- _Extracted records_
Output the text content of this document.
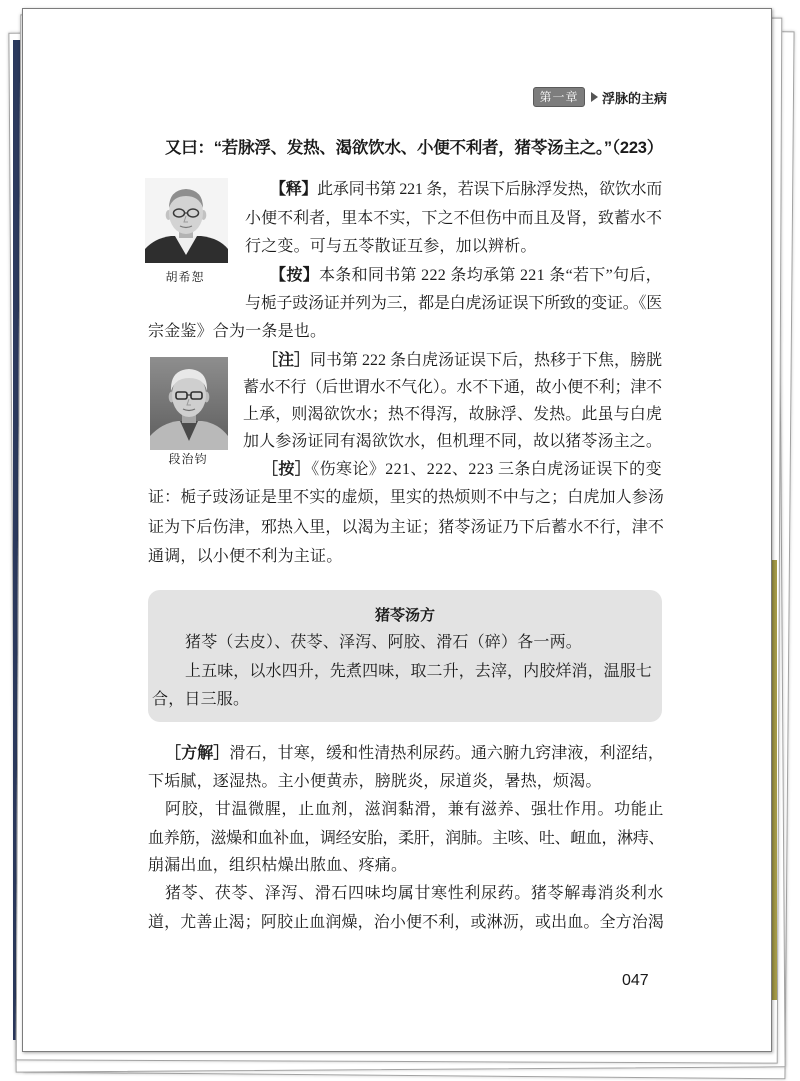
第一章	浮脉的主病
又曰：“若脉浮、发热、渴欲饮水、小便不利者，猪苓汤主之。”（223）
胡希恕
【释】此承同书第 221 条，若误下后脉浮发热，欲饮水而
小便不利者，里本不实，下之不但伤中而且及肾，致蓄水不
行之变。可与五苓散证互参，加以辨析。
【按】本条和同书第 222 条均承第 221 条“若下”句后，
与栀子豉汤证并列为三，都是白虎汤证误下所致的变证。《医
宗金鉴》合为一条是也。
段治钧
［注］同书第 222 条白虎汤证误下后，热移于下焦，膀胱
蓄水不行（后世谓水不气化）。水不下通，故小便不利；津不
上承，则渴欲饮水；热不得泻，故脉浮、发热。此虽与白虎
加人参汤证同有渴欲饮水，但机理不同，故以猪苓汤主之。
［按］《伤寒论》221、222、223 三条白虎汤证误下的变
证：栀子豉汤证是里不实的虚烦，里实的热烦则不中与之；白虎加人参汤
证为下后伤津，邪热入里，以渴为主证；猪苓汤证乃下后蓄水不行，津不
通调，以小便不利为主证。
猪苓汤方
猪苓（去皮）、茯苓、泽泻、阿胶、滑石（碎）各一两。
上五味，以水四升，先煮四味，取二升，去滓，内胶烊消，温服七
合，日三服。
［方解］滑石，甘寒，缓和性清热利尿药。通六腑九窍津液，利涩结，
下垢腻，逐湿热。主小便黄赤，膀胱炎，尿道炎，暑热，烦渴。
阿胶，甘温微腥，止血剂，滋润黏滑，兼有滋养、强壮作用。功能止
血养筋，滋燥和血补血，调经安胎，柔肝，润肺。主咳、吐、衄血，淋痔、
崩漏出血，组织枯燥出脓血、疼痛。
猪苓、茯苓、泽泻、滑石四味均属甘寒性利尿药。猪苓解毒消炎利水
道，尤善止渴；阿胶止血润燥，治小便不利，或淋沥，或出血。全方治渴
047
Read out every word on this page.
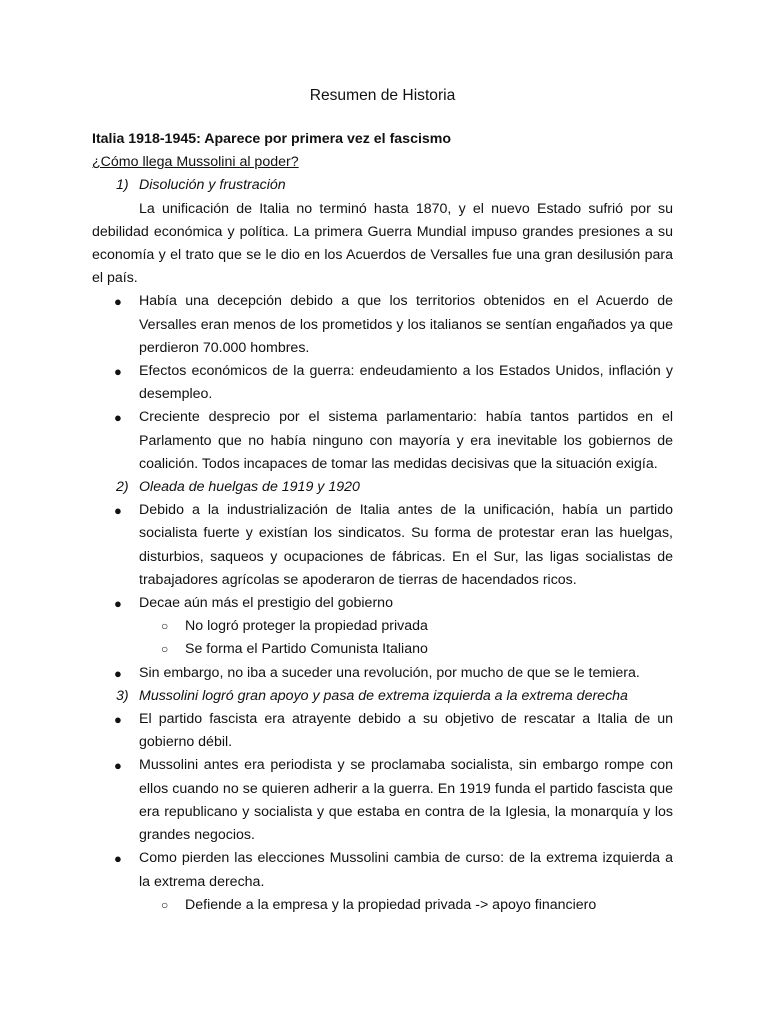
Resumen de Historia

Italia 1918-1945: Aparece por primera vez el fascismo

¿Cómo llega Mussolini al poder?

1) Disolución y frustración

La unificación de Italia no terminó hasta 1870, y el nuevo Estado sufrió por su debilidad económica y política. La primera Guerra Mundial impuso grandes presiones a su economía y el trato que se le dio en los Acuerdos de Versalles fue una gran desilusión para el país.

● Había una decepción debido a que los territorios obtenidos en el Acuerdo de Versalles eran menos de los prometidos y los italianos se sentían engañados ya que perdieron 70.000 hombres.
● Efectos económicos de la guerra: endeudamiento a los Estados Unidos, inflación y desempleo.
● Creciente desprecio por el sistema parlamentario: había tantos partidos en el Parlamento que no había ninguno con mayoría y era inevitable los gobiernos de coalición. Todos incapaces de tomar las medidas decisivas que la situación exigía.
2) Oleada de huelgas de 1919 y 1920
● Debido a la industrialización de Italia antes de la unificación, había un partido socialista fuerte y existían los sindicatos. Su forma de protestar eran las huelgas, disturbios, saqueos y ocupaciones de fábricas. En el Sur, las ligas socialistas de trabajadores agrícolas se apoderaron de tierras de hacendados ricos.
● Decae aún más el prestigio del gobierno
○ No logró proteger la propiedad privada
○ Se forma el Partido Comunista Italiano
● Sin embargo, no iba a suceder una revolución, por mucho de que se le temiera.
3) Mussolini logró gran apoyo y pasa de extrema izquierda a la extrema derecha
● El partido fascista era atrayente debido a su objetivo de rescatar a Italia de un gobierno débil.
● Mussolini antes era periodista y se proclamaba socialista, sin embargo rompe con ellos cuando no se quieren adherir a la guerra. En 1919 funda el partido fascista que era republicano y socialista y que estaba en contra de la Iglesia, la monarquía y los grandes negocios.
● Como pierden las elecciones Mussolini cambia de curso: de la extrema izquierda a la extrema derecha.
○ Defiende a la empresa y la propiedad privada -> apoyo financiero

- _Aim_
Return the entries unchanged, save for the pictures, which do not belong in the copy.

- _Worked answer_
Output the text content of this document.
第一章	浮脉的主病
又曰：“若脉浮、发热、渴欲饮水、小便不利者，猪苓汤主之。”（223）
胡希恕
【释】此承同书第 221 条，若误下后脉浮发热，欲饮水而
小便不利者，里本不实，下之不但伤中而且及肾，致蓄水不
行之变。可与五苓散证互参，加以辨析。
【按】本条和同书第 222 条均承第 221 条“若下”句后，
与栀子豉汤证并列为三，都是白虎汤证误下所致的变证。《医
宗金鉴》合为一条是也。
段治钧
［注］同书第 222 条白虎汤证误下后，热移于下焦，膀胱
蓄水不行（后世谓水不气化）。水不下通，故小便不利；津不
上承，则渴欲饮水；热不得泻，故脉浮、发热。此虽与白虎
加人参汤证同有渴欲饮水，但机理不同，故以猪苓汤主之。
［按］《伤寒论》221、222、223 三条白虎汤证误下的变
证：栀子豉汤证是里不实的虚烦，里实的热烦则不中与之；白虎加人参汤
证为下后伤津，邪热入里，以渴为主证；猪苓汤证乃下后蓄水不行，津不
通调，以小便不利为主证。
猪苓汤方
猪苓（去皮）、茯苓、泽泻、阿胶、滑石（碎）各一两。
上五味，以水四升，先煮四味，取二升，去滓，内胶烊消，温服七
合，日三服。
［方解］滑石，甘寒，缓和性清热利尿药。通六腑九窍津液，利涩结，
下垢腻，逐湿热。主小便黄赤，膀胱炎，尿道炎，暑热，烦渴。
阿胶，甘温微腥，止血剂，滋润黏滑，兼有滋养、强壮作用。功能止
血养筋，滋燥和血补血，调经安胎，柔肝，润肺。主咳、吐、衄血，淋痔、
崩漏出血，组织枯燥出脓血、疼痛。
猪苓、茯苓、泽泻、滑石四味均属甘寒性利尿药。猪苓解毒消炎利水
道，尤善止渴；阿胶止血润燥，治小便不利，或淋沥，或出血。全方治渴
047
Read out every word on this page.
Resumen de Historia

Italia 1918-1945: Aparece por primera vez el fascismo

¿Cómo llega Mussolini al poder?

1) Disolución y frustración

La unificación de Italia no terminó hasta 1870, y el nuevo Estado sufrió por su debilidad económica y política. La primera Guerra Mundial impuso grandes presiones a su economía y el trato que se le dio en los Acuerdos de Versalles fue una gran desilusión para el país.

● Había una decepción debido a que los territorios obtenidos en el Acuerdo de Versalles eran menos de los prometidos y los italianos se sentían engañados ya que perdieron 70.000 hombres.
● Efectos económicos de la guerra: endeudamiento a los Estados Unidos, inflación y desempleo.
● Creciente desprecio por el sistema parlamentario: había tantos partidos en el Parlamento que no había ninguno con mayoría y era inevitable los gobiernos de coalición. Todos incapaces de tomar las medidas decisivas que la situación exigía.
2) Oleada de huelgas de 1919 y 1920
● Debido a la industrialización de Italia antes de la unificación, había un partido socialista fuerte y existían los sindicatos. Su forma de protestar eran las huelgas, disturbios, saqueos y ocupaciones de fábricas. En el Sur, las ligas socialistas de trabajadores agrícolas se apoderaron de tierras de hacendados ricos.
● Decae aún más el prestigio del gobierno
○ No logró proteger la propiedad privada
○ Se forma el Partido Comunista Italiano
● Sin embargo, no iba a suceder una revolución, por mucho de que se le temiera.
3) Mussolini logró gran apoyo y pasa de extrema izquierda a la extrema derecha
● El partido fascista era atrayente debido a su objetivo de rescatar a Italia de un gobierno débil.
● Mussolini antes era periodista y se proclamaba socialista, sin embargo rompe con ellos cuando no se quieren adherir a la guerra. En 1919 funda el partido fascista que era republicano y socialista y que estaba en contra de la Iglesia, la monarquía y los grandes negocios.
● Como pierden las elecciones Mussolini cambia de curso: de la extrema izquierda a la extrema derecha.
○ Defiende a la empresa y la propiedad privada -> apoyo financiero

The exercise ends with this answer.